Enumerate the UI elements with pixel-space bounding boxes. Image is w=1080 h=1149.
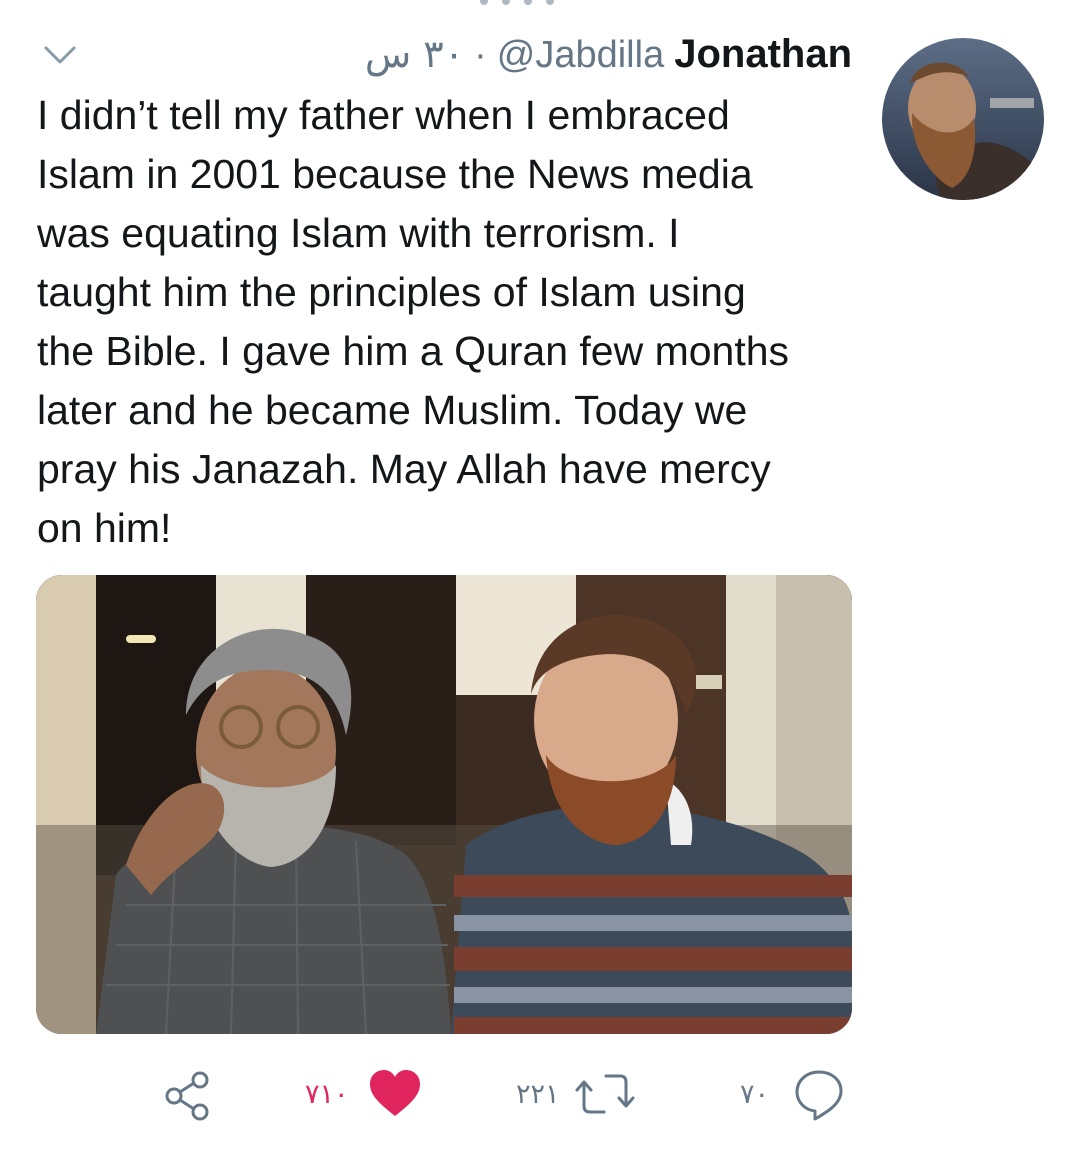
tweet-text-line: taught him the principles of Islam using — [37, 269, 746, 315]
tweet-actions: ۷۱۰ ۲۲۱ ۷۰ — [0, 1064, 1080, 1124]
user-handle[interactable]: @Jabdilla — [497, 34, 664, 77]
share-button[interactable] — [160, 1064, 216, 1124]
tweet-text-line: later and he became Muslim. Today we — [37, 387, 748, 433]
timestamp[interactable]: ۳۰ س — [365, 32, 464, 76]
heart-icon — [369, 1070, 420, 1116]
avatar-image — [882, 38, 1044, 200]
like-button[interactable]: ۷۱۰ — [305, 1064, 423, 1124]
chevron-down-icon[interactable] — [40, 40, 80, 70]
tweet-header: ۳۰ س · @Jabdilla Jonathan — [36, 32, 852, 82]
tweet-photo[interactable] — [36, 575, 852, 1034]
tweet-text-line: I didn’t tell my father when I embraced — [37, 92, 730, 138]
reply-icon — [795, 1070, 843, 1121]
tweet-text-line: pray his Janazah. May Allah have mercy — [37, 446, 771, 492]
tweet-text-line: the Bible. I gave him a Quran few months — [37, 328, 790, 374]
tweet-text-line: Islam in 2001 because the News media — [37, 151, 753, 197]
photo-image — [36, 575, 852, 1034]
retweet-icon — [575, 1074, 635, 1114]
reply-count: ۷۰ — [740, 1078, 770, 1110]
meta-separator: · — [474, 34, 487, 76]
like-count: ۷۱۰ — [305, 1078, 349, 1110]
tweet-text-line: on him! — [37, 505, 172, 551]
share-icon — [165, 1071, 209, 1121]
display-name[interactable]: Jonathan — [674, 32, 852, 77]
previous-tweet-fragment — [480, 0, 600, 6]
retweet-button[interactable]: ۲۲۱ — [516, 1064, 636, 1124]
tweet-text-line: was equating Islam with terrorism. I — [37, 210, 680, 256]
tweet-text: I didn’t tell my father when I embraced … — [37, 86, 867, 558]
avatar[interactable] — [882, 38, 1044, 200]
reply-button[interactable]: ۷۰ — [740, 1064, 847, 1124]
retweet-count: ۲۲۱ — [516, 1078, 560, 1110]
tweet-meta: ۳۰ س · @Jabdilla Jonathan — [365, 32, 852, 77]
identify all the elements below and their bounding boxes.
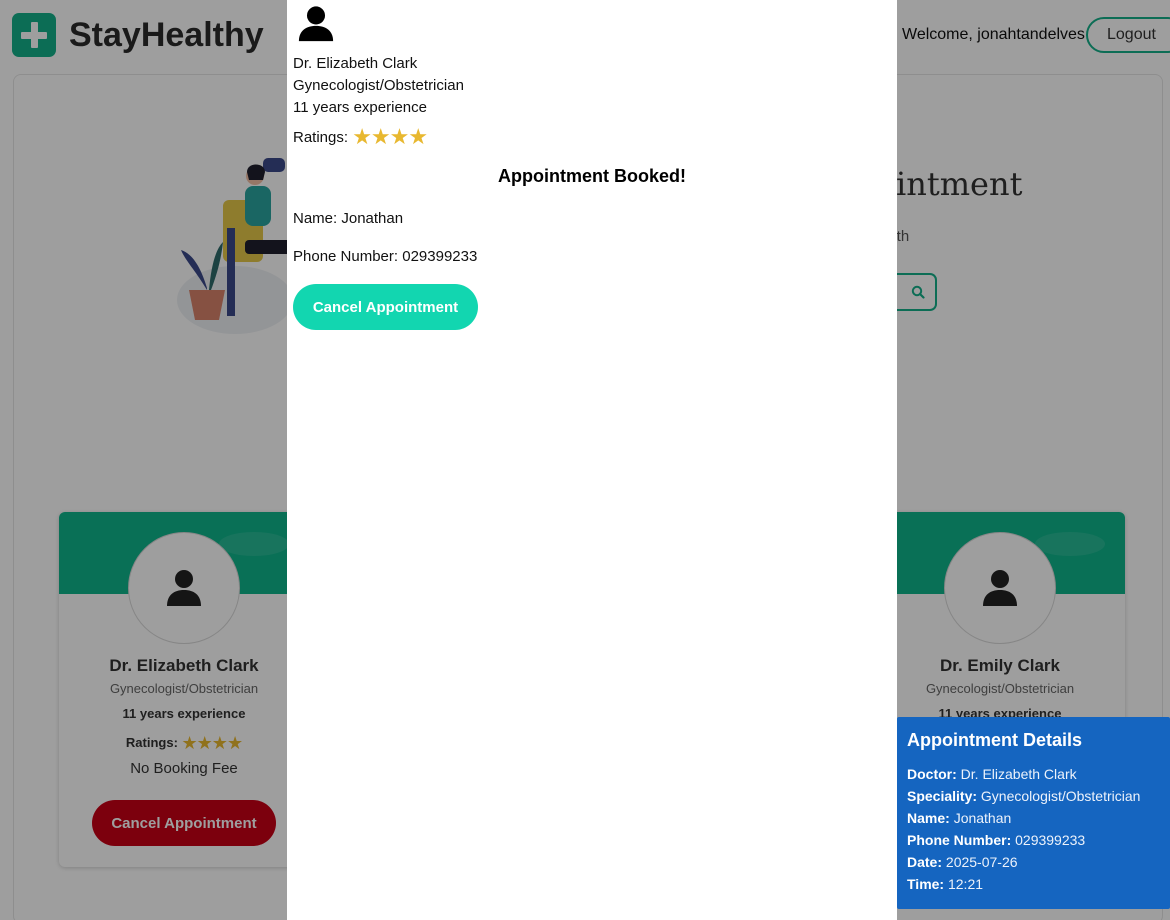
appointment-details-title: Appointment Details: [907, 730, 1083, 750]
detail-row-phone: Phone Number: 029399233: [907, 829, 1170, 851]
detail-label: Speciality:: [907, 788, 978, 804]
star-rating-icons: ★★★★: [352, 124, 428, 149]
detail-label: Name:: [907, 810, 950, 826]
detail-value: 2025-07-26: [945, 854, 1018, 870]
cancel-appointment-button[interactable]: Cancel Appointment: [293, 284, 478, 330]
ratings-label: Ratings:: [293, 129, 349, 146]
detail-value: Jonathan: [953, 810, 1012, 826]
detail-value: Gynecologist/Obstetrician: [980, 788, 1141, 804]
modal-phone-number: Phone Number: 029399233: [293, 248, 478, 265]
user-icon: [298, 6, 334, 42]
modal-title: Appointment Booked!: [498, 166, 686, 186]
appointment-modal: Dr. Elizabeth Clark Gynecologist/Obstetr…: [287, 0, 897, 920]
detail-label: Date:: [907, 854, 943, 870]
modal-doctor-speciality: Gynecologist/Obstetrician: [293, 77, 464, 94]
detail-value: 029399233: [1015, 832, 1086, 848]
detail-row-name: Name: Jonathan: [907, 807, 1170, 829]
modal-doctor-experience: 11 years experience: [293, 99, 427, 116]
detail-label: Phone Number:: [907, 832, 1012, 848]
detail-row-time: Time: 12:21: [907, 873, 1170, 895]
modal-ratings: Ratings: ★★★★: [293, 124, 428, 150]
detail-row-doctor: Doctor: Dr. Elizabeth Clark: [907, 763, 1170, 785]
appointment-details-panel: Appointment Details Doctor: Dr. Elizabet…: [897, 717, 1170, 909]
detail-label: Doctor:: [907, 766, 957, 782]
modal-doctor-name: Dr. Elizabeth Clark: [293, 55, 418, 72]
detail-label: Time:: [907, 876, 945, 892]
detail-value: Dr. Elizabeth Clark: [960, 766, 1077, 782]
detail-row-date: Date: 2025-07-26: [907, 851, 1170, 873]
detail-row-speciality: Speciality: Gynecologist/Obstetrician: [907, 785, 1170, 807]
detail-value: 12:21: [947, 876, 984, 892]
modal-patient-name: Name: Jonathan: [293, 210, 404, 227]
+ + +
— PROBLEM DESCRIPTION —
Change "Phone Number" to "Mobile Number" wherever it occurs in all of the lines above, and leave every other character as it is. Omit the pictures from your answer.

— WORKED ANSWER —
Enumerate the UI elements with pixel-space bounding boxes. Image is w=1080 h=1149.
tweet-text-line: taught him the principles of Islam using — [37, 269, 746, 315]
tweet-actions: ۷۱۰ ۲۲۱ ۷۰ — [0, 1064, 1080, 1124]
user-handle[interactable]: @Jabdilla — [497, 34, 664, 77]
share-button[interactable] — [160, 1064, 216, 1124]
tweet-text-line: later and he became Muslim. Today we — [37, 387, 748, 433]
timestamp[interactable]: ۳۰ س — [365, 32, 464, 76]
heart-icon — [369, 1070, 420, 1116]
avatar-image — [882, 38, 1044, 200]
like-button[interactable]: ۷۱۰ — [305, 1064, 423, 1124]
chevron-down-icon[interactable] — [40, 40, 80, 70]
tweet-header: ۳۰ س · @Jabdilla Jonathan — [36, 32, 852, 82]
tweet-photo[interactable] — [36, 575, 852, 1034]
tweet-text-line: I didn’t tell my father when I embraced — [37, 92, 730, 138]
reply-icon — [795, 1070, 843, 1121]
tweet-text-line: pray his Janazah. May Allah have mercy — [37, 446, 771, 492]
tweet-text-line: the Bible. I gave him a Quran few months — [37, 328, 790, 374]
tweet-text-line: Islam in 2001 because the News media — [37, 151, 753, 197]
photo-image — [36, 575, 852, 1034]
retweet-icon — [575, 1074, 635, 1114]
reply-count: ۷۰ — [740, 1078, 770, 1110]
meta-separator: · — [474, 34, 487, 76]
like-count: ۷۱۰ — [305, 1078, 349, 1110]
tweet-text-line: on him! — [37, 505, 172, 551]
share-icon — [165, 1071, 209, 1121]
display-name[interactable]: Jonathan — [674, 32, 852, 77]
previous-tweet-fragment — [480, 0, 600, 6]
retweet-button[interactable]: ۲۲۱ — [516, 1064, 636, 1124]
tweet-text-line: was equating Islam with terrorism. I — [37, 210, 680, 256]
tweet-text: I didn’t tell my father when I embraced … — [37, 86, 867, 558]
avatar[interactable] — [882, 38, 1044, 200]
reply-button[interactable]: ۷۰ — [740, 1064, 847, 1124]
retweet-count: ۲۲۱ — [516, 1078, 560, 1110]
tweet-meta: ۳۰ س · @Jabdilla Jonathan — [365, 32, 852, 77]
identify all the elements below and their bounding boxes.
appointment-details-title: Appointment Details: [907, 730, 1083, 750]
detail-row-phone: Mobile Number: 029399233: [907, 829, 1170, 851]
detail-label: Speciality:: [907, 788, 978, 804]
star-rating-icons: ★★★★: [352, 124, 428, 149]
detail-label: Name:: [907, 810, 950, 826]
detail-value: 2025-07-26: [945, 854, 1018, 870]
cancel-appointment-button[interactable]: Cancel Appointment: [293, 284, 478, 330]
ratings-label: Ratings:: [293, 129, 349, 146]
detail-value: Jonathan: [953, 810, 1012, 826]
detail-value: Gynecologist/Obstetrician: [980, 788, 1141, 804]
modal-phone-number: Mobile Number: 029399233: [293, 248, 478, 265]
user-icon: [298, 6, 334, 42]
modal-title: Appointment Booked!: [498, 166, 686, 186]
appointment-modal: Dr. Elizabeth Clark Gynecologist/Obstetr…: [287, 0, 897, 920]
detail-label: Date:: [907, 854, 943, 870]
modal-doctor-speciality: Gynecologist/Obstetrician: [293, 77, 464, 94]
detail-value: 029399233: [1015, 832, 1086, 848]
detail-row-name: Name: Jonathan: [907, 807, 1170, 829]
modal-doctor-experience: 11 years experience: [293, 99, 427, 116]
detail-label: Mobile Number:: [907, 832, 1012, 848]
detail-row-time: Time: 12:21: [907, 873, 1170, 895]
modal-ratings: Ratings: ★★★★: [293, 124, 428, 150]
detail-row-doctor: Doctor: Dr. Elizabeth Clark: [907, 763, 1170, 785]
appointment-details-panel: Appointment Details Doctor: Dr. Elizabet…: [897, 717, 1170, 909]
detail-label: Doctor:: [907, 766, 957, 782]
modal-doctor-name: Dr. Elizabeth Clark: [293, 55, 418, 72]
detail-label: Time:: [907, 876, 945, 892]
detail-value: Dr. Elizabeth Clark: [960, 766, 1077, 782]
detail-row-date: Date: 2025-07-26: [907, 851, 1170, 873]
detail-row-speciality: Speciality: Gynecologist/Obstetrician: [907, 785, 1170, 807]
detail-value: 12:21: [947, 876, 984, 892]
modal-patient-name: Name: Jonathan: [293, 210, 404, 227]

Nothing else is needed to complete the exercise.